*** RECORDS FOR THIS EXERCISE

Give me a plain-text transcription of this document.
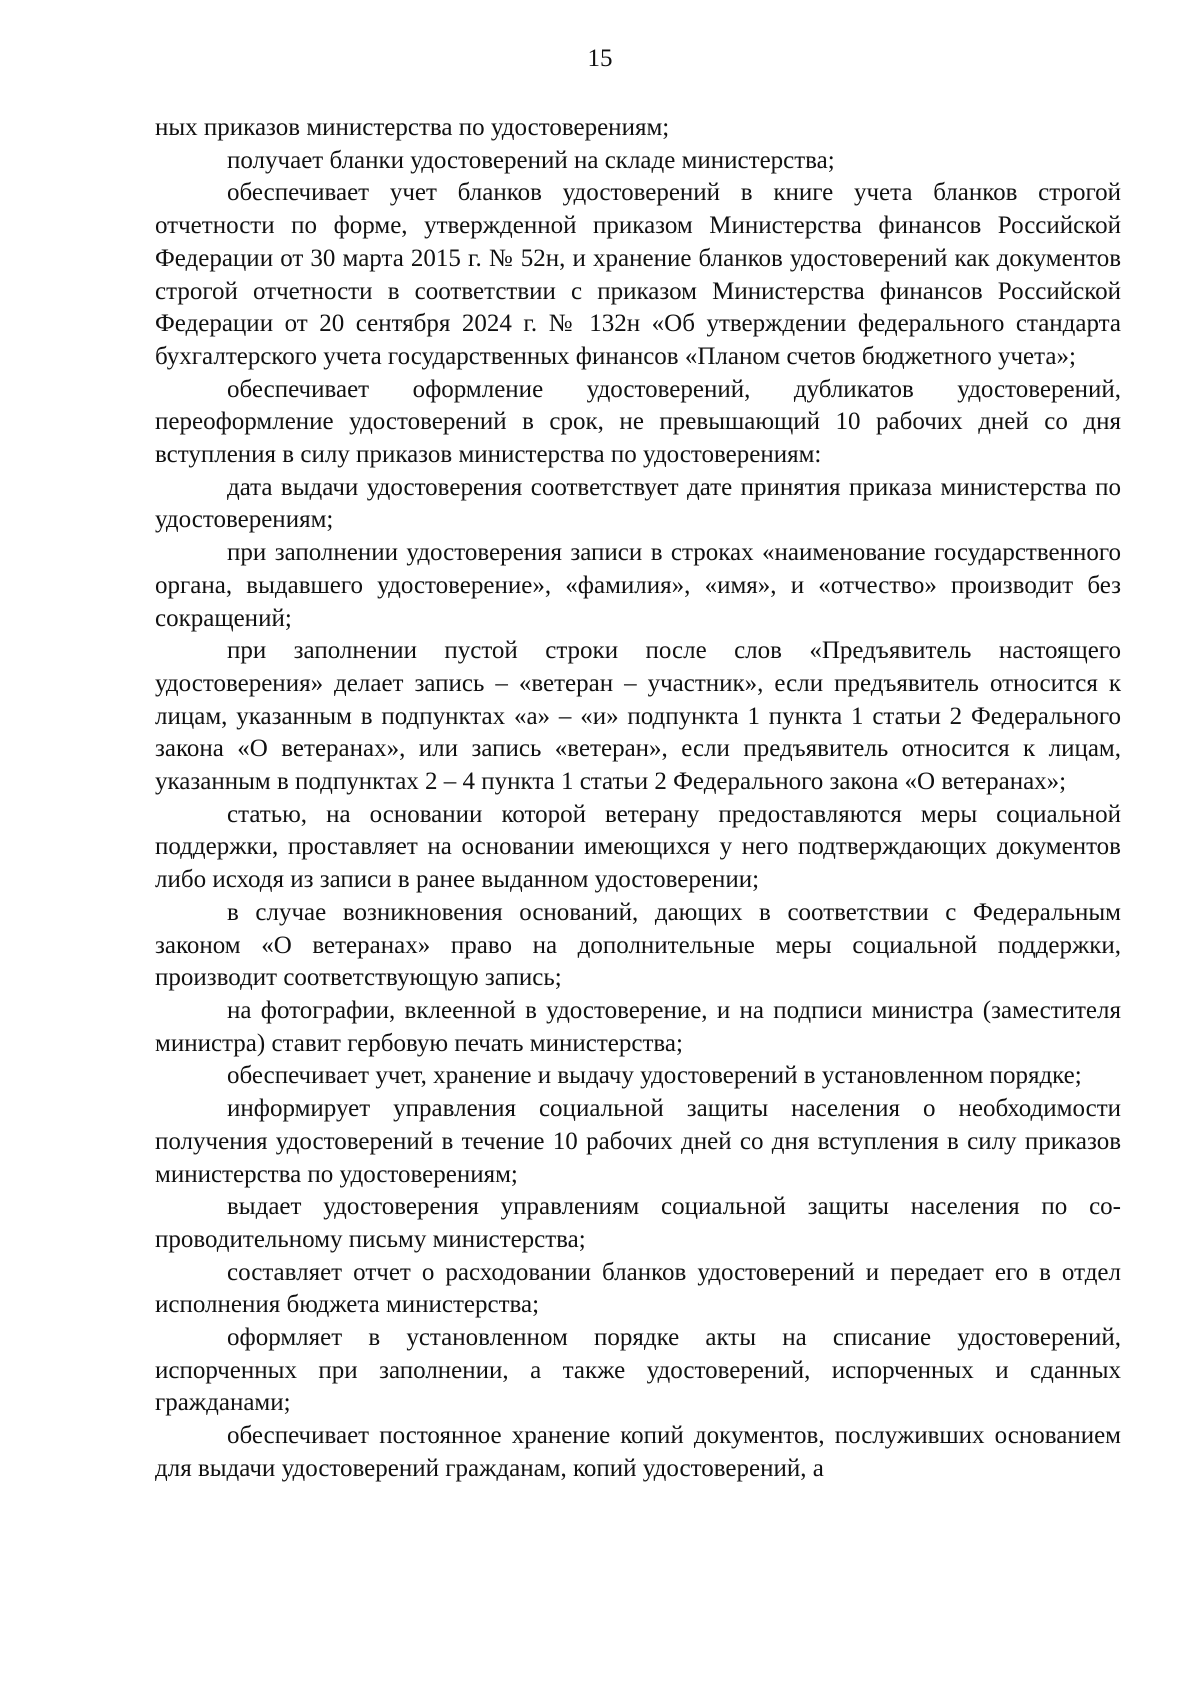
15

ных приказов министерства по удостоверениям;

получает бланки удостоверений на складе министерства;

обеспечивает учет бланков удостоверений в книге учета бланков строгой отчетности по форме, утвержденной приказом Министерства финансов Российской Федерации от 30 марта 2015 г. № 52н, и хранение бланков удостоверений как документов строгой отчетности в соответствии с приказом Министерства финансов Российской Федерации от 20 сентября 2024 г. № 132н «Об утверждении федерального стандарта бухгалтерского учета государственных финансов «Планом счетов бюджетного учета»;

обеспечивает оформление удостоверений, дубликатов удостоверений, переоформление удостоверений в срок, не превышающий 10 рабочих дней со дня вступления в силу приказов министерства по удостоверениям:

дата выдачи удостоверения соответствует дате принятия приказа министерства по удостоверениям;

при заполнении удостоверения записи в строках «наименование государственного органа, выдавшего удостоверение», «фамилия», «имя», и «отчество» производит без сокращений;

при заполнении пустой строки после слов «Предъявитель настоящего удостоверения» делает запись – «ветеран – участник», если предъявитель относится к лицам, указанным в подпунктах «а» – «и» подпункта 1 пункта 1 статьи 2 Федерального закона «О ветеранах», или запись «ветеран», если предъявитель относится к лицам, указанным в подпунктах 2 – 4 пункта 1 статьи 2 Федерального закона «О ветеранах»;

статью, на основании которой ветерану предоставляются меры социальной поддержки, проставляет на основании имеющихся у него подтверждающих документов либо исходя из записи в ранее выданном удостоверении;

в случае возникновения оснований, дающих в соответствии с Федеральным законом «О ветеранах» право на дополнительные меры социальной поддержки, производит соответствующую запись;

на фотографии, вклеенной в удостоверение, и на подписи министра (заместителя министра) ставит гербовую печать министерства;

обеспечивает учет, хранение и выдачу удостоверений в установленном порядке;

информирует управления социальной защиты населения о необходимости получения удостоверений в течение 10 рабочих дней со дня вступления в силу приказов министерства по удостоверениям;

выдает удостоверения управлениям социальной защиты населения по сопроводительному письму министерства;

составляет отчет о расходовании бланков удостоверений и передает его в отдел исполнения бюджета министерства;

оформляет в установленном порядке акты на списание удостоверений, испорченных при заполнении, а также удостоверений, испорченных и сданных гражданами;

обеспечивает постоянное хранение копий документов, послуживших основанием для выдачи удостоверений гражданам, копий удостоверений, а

******

SHORT EXERCISE - Every entry should be returned exactly as written, minus the pictures.

ANSWER FOR THIS EXERCISE -
Give me a plain-text transcription of this document.
15

ных приказов министерства по удостоверениям;

получает бланки удостоверений на складе министерства;

обеспечивает учет бланков удостоверений в книге учета бланков строгой отчетности по форме, утвержденной приказом Министерства финансов Российской Федерации от 30 марта 2015 г. № 52н, и хранение бланков удостоверений как документов строгой отчетности в соответствии с приказом Министерства финансов Российской Федерации от 20 сентября 2024 г. № 132н «Об утверждении федерального стандарта бухгалтерского учета государственных финансов «Планом счетов бюджетного учета»;

обеспечивает оформление удостоверений, дубликатов удостоверений, переоформление удостоверений в срок, не превышающий 10 рабочих дней со дня вступления в силу приказов министерства по удостоверениям:

дата выдачи удостоверения соответствует дате принятия приказа министерства по удостоверениям;

при заполнении удостоверения записи в строках «наименование государственного органа, выдавшего удостоверение», «фамилия», «имя», и «отчество» производит без сокращений;

при заполнении пустой строки после слов «Предъявитель настоящего удостоверения» делает запись – «ветеран – участник», если предъявитель относится к лицам, указанным в подпунктах «а» – «и» подпункта 1 пункта 1 статьи 2 Федерального закона «О ветеранах», или запись «ветеран», если предъявитель относится к лицам, указанным в подпунктах 2 – 4 пункта 1 статьи 2 Федерального закона «О ветеранах»;

статью, на основании которой ветерану предоставляются меры социальной поддержки, проставляет на основании имеющихся у него подтверждающих документов либо исходя из записи в ранее выданном удостоверении;

в случае возникновения оснований, дающих в соответствии с Федеральным законом «О ветеранах» право на дополнительные меры социальной поддержки, производит соответствующую запись;

на фотографии, вклеенной в удостоверение, и на подписи министра (заместителя министра) ставит гербовую печать министерства;

обеспечивает учет, хранение и выдачу удостоверений в установленном порядке;

информирует управления социальной защиты населения о необходимости получения удостоверений в течение 10 рабочих дней со дня вступления в силу приказов министерства по удостоверениям;

выдает удостоверения управлениям социальной защиты населения по сопроводительному письму министерства;

составляет отчет о расходовании бланков удостоверений и передает его в отдел исполнения бюджета министерства;

оформляет в установленном порядке акты на списание удостоверений, испорченных при заполнении, а также удостоверений, испорченных и сданных гражданами;

обеспечивает постоянное хранение копий документов, послуживших основанием для выдачи удостоверений гражданам, копий удостоверений, а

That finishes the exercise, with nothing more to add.